*Exercise objective*: Find the lines holding the string "квартира" in the data, then copy all of them.

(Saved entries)
★ ★ ★ ★ ★

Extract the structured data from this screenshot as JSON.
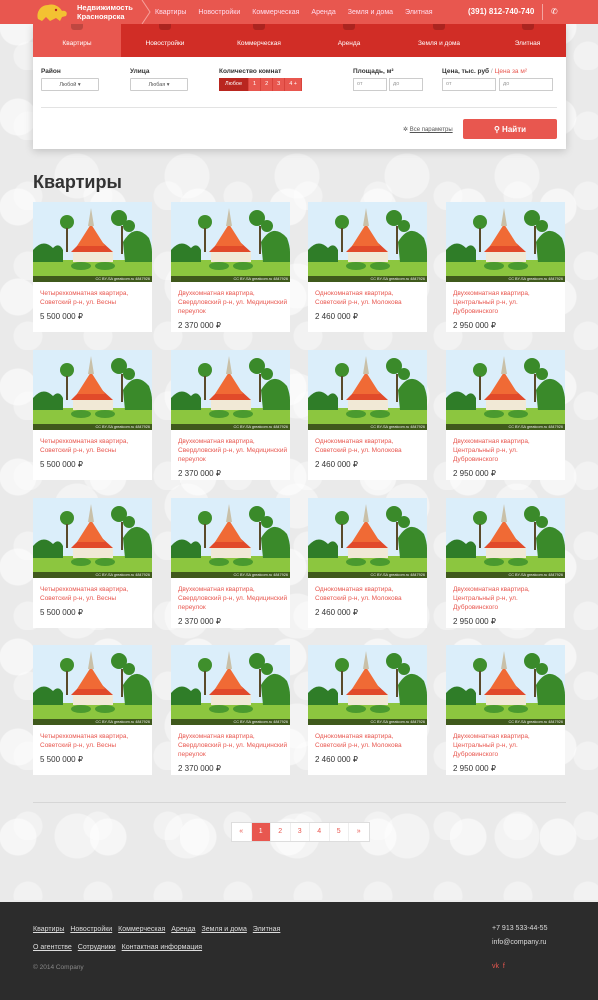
{
  "header": {
    "brand_line1": "Недвижимость",
    "brand_line2": "Красноярска",
    "nav": [
      "Квартиры",
      "Новостройки",
      "Коммерческая",
      "Аренда",
      "Земля и дома",
      "Элитная"
    ],
    "phone": "(391) 812-740-740",
    "accent": "#e8574f"
  },
  "search": {
    "tabs": [
      "Квартиры",
      "Новостройки",
      "Коммерческая",
      "Аренда",
      "Земля и дома",
      "Элитная"
    ],
    "district_label": "Район",
    "district_value": "Любой",
    "street_label": "Улица",
    "street_value": "Любая",
    "rooms_label": "Количество комнат",
    "rooms": [
      "Любое",
      "1",
      "2",
      "3",
      "4 +"
    ],
    "area_label": "Площадь, м²",
    "area_from": "от",
    "area_to": "до",
    "price_label": "Цена, тыс. руб",
    "price_sep": "/",
    "price_alt": "Цена за м²",
    "price_from": "от",
    "price_to": "до",
    "all_params": "Все параметры",
    "find_button": "Найти"
  },
  "page_title": "Квартиры",
  "listings": [
    {
      "title": "Четырехкомнатная квартира, Советский р-н, ул. Весны",
      "price": "5 500 000 ₽",
      "watermark": "CC BY-SA greatcom.ru 4847926"
    },
    {
      "title": "Двухкомнатная квартира, Свердловский р-н, ул. Медицинский переулок",
      "price": "2 370 000 ₽",
      "watermark": "CC BY-SA greatcom.ru 4847926"
    },
    {
      "title": "Однокомнатная квартира, Советский р-н, ул. Молокова",
      "price": "2 460 000 ₽",
      "watermark": "CC BY-SA greatcom.ru 4847926"
    },
    {
      "title": "Двухкомнатная квартира, Центральный р-н, ул. Дубровинского",
      "price": "2 950 000 ₽",
      "watermark": "CC BY-SA greatcom.ru 4847926"
    }
  ],
  "pagination": [
    "«",
    "1",
    "2",
    "3",
    "4",
    "5",
    "»"
  ],
  "footer": {
    "row1": [
      "Квартиры",
      "Новостройки",
      "Коммерческая",
      "Аренда",
      "Земля и дома",
      "Элитная"
    ],
    "row2": [
      "О агентстве",
      "Сотрудники",
      "Контактная информация"
    ],
    "copyright": "© 2014 Company",
    "phone": "+7 913 533-44-55",
    "email": "info@company.ru",
    "social": [
      "vk",
      "f"
    ]
  }
}
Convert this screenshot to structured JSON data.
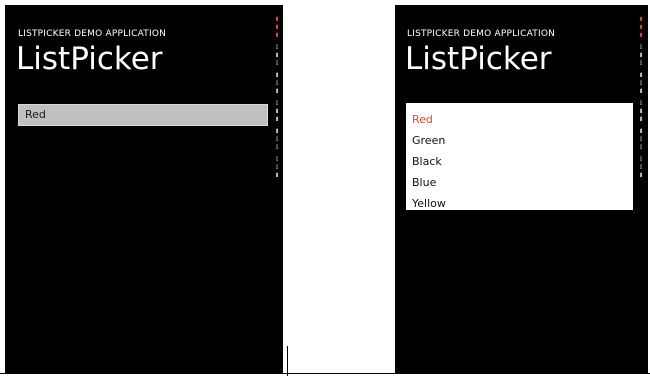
{
  "screens": [
    {
      "app_title": "LISTPICKER DEMO APPLICATION",
      "page_title": "ListPicker",
      "picker": {
        "selected": "Red"
      }
    },
    {
      "app_title": "LISTPICKER DEMO APPLICATION",
      "page_title": "ListPicker",
      "picker": {
        "options": [
          "Red",
          "Green",
          "Black",
          "Blue",
          "Yellow"
        ],
        "selected_index": 0
      }
    }
  ],
  "colors": {
    "phone_background": "#000000",
    "collapsed_picker": "#c0c0c0",
    "expanded_picker": "#ffffff",
    "accent": "#e24a2a"
  }
}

★ ★ ★ ★ ★

*Completed task*:
      "title": "Четырехкомнатная квартира, Советский р-н, ул. Весны",
      "title": "Двухкомнатная квартира, Свердловский р-н, ул. Медицинский переулок",
      "title": "Однокомнатная квартира, Советский р-н, ул. Молокова",
      "title": "Двухкомнатная квартира, Центральный р-н, ул. Дубровинского",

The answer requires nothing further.